- **THE EXERCISE**
Identify each line in the records below that contains the word "Одно", and copy it.

Data tied to figure images:
- - -

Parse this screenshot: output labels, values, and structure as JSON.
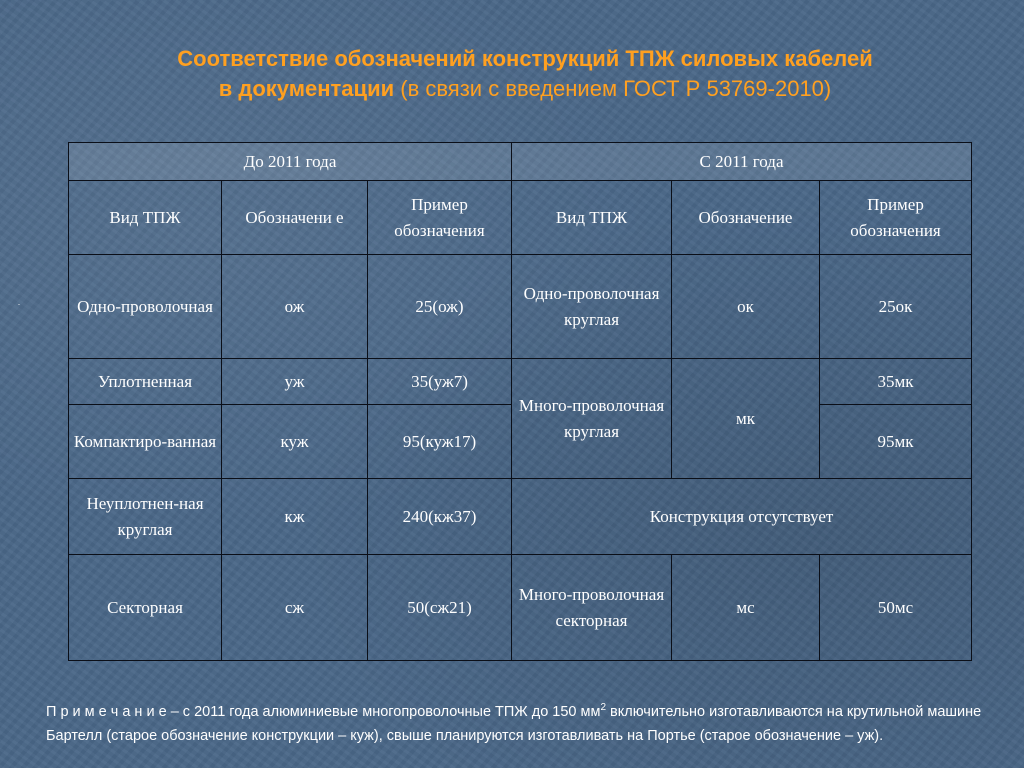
{
  "title": {
    "line1": "Соответствие обозначений  конструкций ТПЖ  силовых кабелей",
    "line2_bold": "в документации",
    "line2_rest": " (в связи с введением ГОСТ Р 53769-2010)"
  },
  "table": {
    "group_before": "До 2011 года",
    "group_after": "С 2011 года",
    "headers": {
      "type": "Вид ТПЖ",
      "designation_wrapped": "Обозначени е",
      "example": "Пример обозначения",
      "type_new": "Вид ТПЖ",
      "designation": "Обозначение",
      "example_new": "Пример обозначения"
    },
    "rows": {
      "r1": {
        "type": "Одно-проволочная",
        "code": "ож",
        "example": "25(ож)",
        "type_new": "Одно-проволочная круглая",
        "code_new": "ок",
        "example_new": "25ок"
      },
      "r2": {
        "type": "Уплотненная",
        "code": "уж",
        "example": "35(уж7)",
        "example_new": "35мк"
      },
      "r3": {
        "type": "Компактиро-ванная",
        "code": "куж",
        "example": "95(куж17)",
        "example_new": "95мк"
      },
      "merged_type_new": "Много-проволочная круглая",
      "merged_code_new": "мк",
      "r4": {
        "type": "Неуплотнен-ная круглая",
        "code": "кж",
        "example": "240(кж37)",
        "absent": "Конструкция отсутствует"
      },
      "r5": {
        "type": "Секторная",
        "code": "сж",
        "example": "50(сж21)",
        "type_new": "Много-проволочная секторная",
        "code_new": "мс",
        "example_new": "50мс"
      }
    }
  },
  "note": {
    "prefix": "П р и м е ч а н и е",
    "text1": " – с 2011 года алюминиевые многопроволочные ТПЖ до 150 мм",
    "sup": "2",
    "text2": " включительно изготавливаются на крутильной машине Бартелл (старое обозначение конструкции – куж), свыше планируются изготавливать на Портье (старое обозначение – уж)."
  }
}
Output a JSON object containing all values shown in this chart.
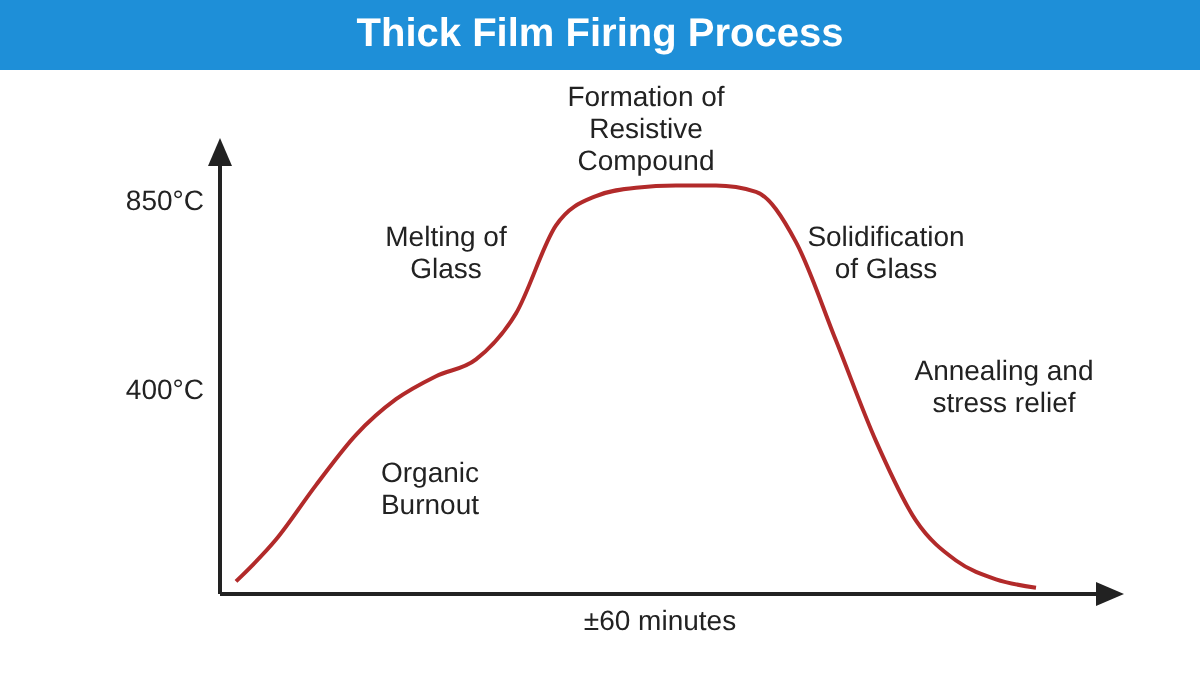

- - -

- **CORRECT RESPONSE**
        "type": "Одно-проволочная",
        "type_new": "Одно-проволочная круглая",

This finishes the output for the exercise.